>> Begin

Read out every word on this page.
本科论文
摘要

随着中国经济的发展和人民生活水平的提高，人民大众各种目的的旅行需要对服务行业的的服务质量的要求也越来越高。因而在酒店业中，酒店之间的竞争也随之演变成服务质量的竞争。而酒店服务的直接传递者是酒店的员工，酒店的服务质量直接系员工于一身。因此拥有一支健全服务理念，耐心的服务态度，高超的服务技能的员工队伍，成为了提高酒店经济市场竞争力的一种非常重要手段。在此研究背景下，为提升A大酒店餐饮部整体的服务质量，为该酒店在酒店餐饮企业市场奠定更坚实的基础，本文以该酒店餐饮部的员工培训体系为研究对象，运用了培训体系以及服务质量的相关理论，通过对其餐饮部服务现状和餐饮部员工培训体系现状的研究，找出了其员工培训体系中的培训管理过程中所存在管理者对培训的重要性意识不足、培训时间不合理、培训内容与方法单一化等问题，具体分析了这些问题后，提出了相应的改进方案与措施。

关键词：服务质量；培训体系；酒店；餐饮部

>> End

| Your objective |
Repeat the preceding lines exactly, please, every one of them.

| Right answer |
Read out every word on this page.
本科论文
摘要

随着中国经济的发展和人民生活水平的提高，人民大众各种目的的旅行需要对服务行业的的服务质量的要求也越来越高。因而在酒店业中，酒店之间的竞争也随之演变成服务质量的竞争。而酒店服务的直接传递者是酒店的员工，酒店的服务质量直接系员工于一身。因此拥有一支健全服务理念，耐心的服务态度，高超的服务技能的员工队伍，成为了提高酒店经济市场竞争力的一种非常重要手段。在此研究背景下，为提升A大酒店餐饮部整体的服务质量，为该酒店在酒店餐饮企业市场奠定更坚实的基础，本文以该酒店餐饮部的员工培训体系为研究对象，运用了培训体系以及服务质量的相关理论，通过对其餐饮部服务现状和餐饮部员工培训体系现状的研究，找出了其员工培训体系中的培训管理过程中所存在管理者对培训的重要性意识不足、培训时间不合理、培训内容与方法单一化等问题，具体分析了这些问题后，提出了相应的改进方案与措施。

关键词：服务质量；培训体系；酒店；餐饮部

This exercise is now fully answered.